----- Records to process
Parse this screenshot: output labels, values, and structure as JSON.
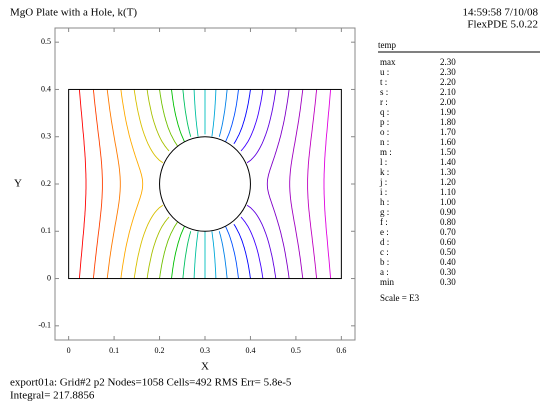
{
  "chart_data": {
    "type": "contour",
    "title": "MgO Plate with a Hole, k(T)",
    "timestamp": "14:59:58 7/10/08",
    "software": "FlexPDE 5.0.22",
    "xlabel": "X",
    "ylabel": "Y",
    "xlim": [
      -0.03,
      0.63
    ],
    "ylim": [
      -0.13,
      0.53
    ],
    "xticks": [
      0,
      0.1,
      0.2,
      0.3,
      0.4,
      0.5,
      0.6
    ],
    "yticks": [
      -0.1,
      0,
      0.1,
      0.2,
      0.3,
      0.4,
      0.5
    ],
    "legend_title": "temp",
    "max": {
      "name": "max",
      "value": 2.3,
      "label": "2.30"
    },
    "levels": [
      {
        "name": "u :",
        "color": "#ff0000",
        "value": 2.3,
        "label": "2.30"
      },
      {
        "name": "t :",
        "color": "#ff4000",
        "value": 2.2,
        "label": "2.20"
      },
      {
        "name": "s :",
        "color": "#ff7a00",
        "value": 2.1,
        "label": "2.10"
      },
      {
        "name": "r :",
        "color": "#ffaa00",
        "value": 2.0,
        "label": "2.00"
      },
      {
        "name": "q :",
        "color": "#d8c000",
        "value": 1.9,
        "label": "1.90"
      },
      {
        "name": "p :",
        "color": "#a8c000",
        "value": 1.8,
        "label": "1.80"
      },
      {
        "name": "o :",
        "color": "#70c000",
        "value": 1.7,
        "label": "1.70"
      },
      {
        "name": "n :",
        "color": "#00c000",
        "value": 1.6,
        "label": "1.60"
      },
      {
        "name": "m :",
        "color": "#00c060",
        "value": 1.5,
        "label": "1.50"
      },
      {
        "name": "l :",
        "color": "#00c0a0",
        "value": 1.4,
        "label": "1.40"
      },
      {
        "name": "k :",
        "color": "#00c0c0",
        "value": 1.3,
        "label": "1.30"
      },
      {
        "name": "j :",
        "color": "#00a8d8",
        "value": 1.2,
        "label": "1.20"
      },
      {
        "name": "i :",
        "color": "#0080e8",
        "value": 1.1,
        "label": "1.10"
      },
      {
        "name": "h :",
        "color": "#0050ff",
        "value": 1.0,
        "label": "1.00"
      },
      {
        "name": "g :",
        "color": "#0000ff",
        "value": 0.9,
        "label": "0.90"
      },
      {
        "name": "f :",
        "color": "#4000ff",
        "value": 0.8,
        "label": "0.80"
      },
      {
        "name": "e :",
        "color": "#6000e0",
        "value": 0.7,
        "label": "0.70"
      },
      {
        "name": "d :",
        "color": "#8000c8",
        "value": 0.6,
        "label": "0.60"
      },
      {
        "name": "c :",
        "color": "#a000c0",
        "value": 0.5,
        "label": "0.50"
      },
      {
        "name": "b :",
        "color": "#c000c0",
        "value": 0.4,
        "label": "0.40"
      },
      {
        "name": "a :",
        "color": "#e000e0",
        "value": 0.3,
        "label": "0.30"
      }
    ],
    "min": {
      "name": "min",
      "value": 0.3,
      "label": "0.30"
    },
    "scale_note": "Scale = E3",
    "footer_line1": "export01a:  Grid#2  p2  Nodes=1058 Cells=492 RMS Err= 5.8e-5",
    "footer_line2": "Integral=   217.8856"
  }
}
----------
Send back every record exactly as it stands, except the pictures.

Parse this screenshot: output labels, values, and structure as JSON.
{
  "chart_data": {
    "type": "contour",
    "title": "MgO Plate with a Hole, k(T)",
    "timestamp": "14:59:58 7/10/08",
    "software": "FlexPDE 5.0.22",
    "xlabel": "X",
    "ylabel": "Y",
    "xlim": [
      -0.03,
      0.63
    ],
    "ylim": [
      -0.13,
      0.53
    ],
    "xticks": [
      0,
      0.1,
      0.2,
      0.3,
      0.4,
      0.5,
      0.6
    ],
    "yticks": [
      -0.1,
      0,
      0.1,
      0.2,
      0.3,
      0.4,
      0.5
    ],
    "legend_title": "temp",
    "max": {
      "name": "max",
      "value": 2.3,
      "label": "2.30"
    },
    "levels": [
      {
        "name": "u :",
        "color": "#ff0000",
        "value": 2.3,
        "label": "2.30"
      },
      {
        "name": "t :",
        "color": "#ff4000",
        "value": 2.2,
        "label": "2.20"
      },
      {
        "name": "s :",
        "color": "#ff7a00",
        "value": 2.1,
        "label": "2.10"
      },
      {
        "name": "r :",
        "color": "#ffaa00",
        "value": 2.0,
        "label": "2.00"
      },
      {
        "name": "q :",
        "color": "#d8c000",
        "value": 1.9,
        "label": "1.90"
      },
      {
        "name": "p :",
        "color": "#a8c000",
        "value": 1.8,
        "label": "1.80"
      },
      {
        "name": "o :",
        "color": "#70c000",
        "value": 1.7,
        "label": "1.70"
      },
      {
        "name": "n :",
        "color": "#00c000",
        "value": 1.6,
        "label": "1.60"
      },
      {
        "name": "m :",
        "color": "#00c060",
        "value": 1.5,
        "label": "1.50"
      },
      {
        "name": "l :",
        "color": "#00c0a0",
        "value": 1.4,
        "label": "1.40"
      },
      {
        "name": "k :",
        "color": "#00c0c0",
        "value": 1.3,
        "label": "1.30"
      },
      {
        "name": "j :",
        "color": "#00a8d8",
        "value": 1.2,
        "label": "1.20"
      },
      {
        "name": "i :",
        "color": "#0080e8",
        "value": 1.1,
        "label": "1.10"
      },
      {
        "name": "h :",
        "color": "#0050ff",
        "value": 1.0,
        "label": "1.00"
      },
      {
        "name": "g :",
        "color": "#0000ff",
        "value": 0.9,
        "label": "0.90"
      },
      {
        "name": "f :",
        "color": "#4000ff",
        "value": 0.8,
        "label": "0.80"
      },
      {
        "name": "e :",
        "color": "#6000e0",
        "value": 0.7,
        "label": "0.70"
      },
      {
        "name": "d :",
        "color": "#8000c8",
        "value": 0.6,
        "label": "0.60"
      },
      {
        "name": "c :",
        "color": "#a000c0",
        "value": 0.5,
        "label": "0.50"
      },
      {
        "name": "b :",
        "color": "#c000c0",
        "value": 0.4,
        "label": "0.40"
      },
      {
        "name": "a :",
        "color": "#e000e0",
        "value": 0.3,
        "label": "0.30"
      }
    ],
    "min": {
      "name": "min",
      "value": 0.3,
      "label": "0.30"
    },
    "scale_note": "Scale = E3",
    "footer_line1": "export01a:  Grid#2  p2  Nodes=1058 Cells=492 RMS Err= 5.8e-5",
    "footer_line2": "Integral=   217.8856"
  }
}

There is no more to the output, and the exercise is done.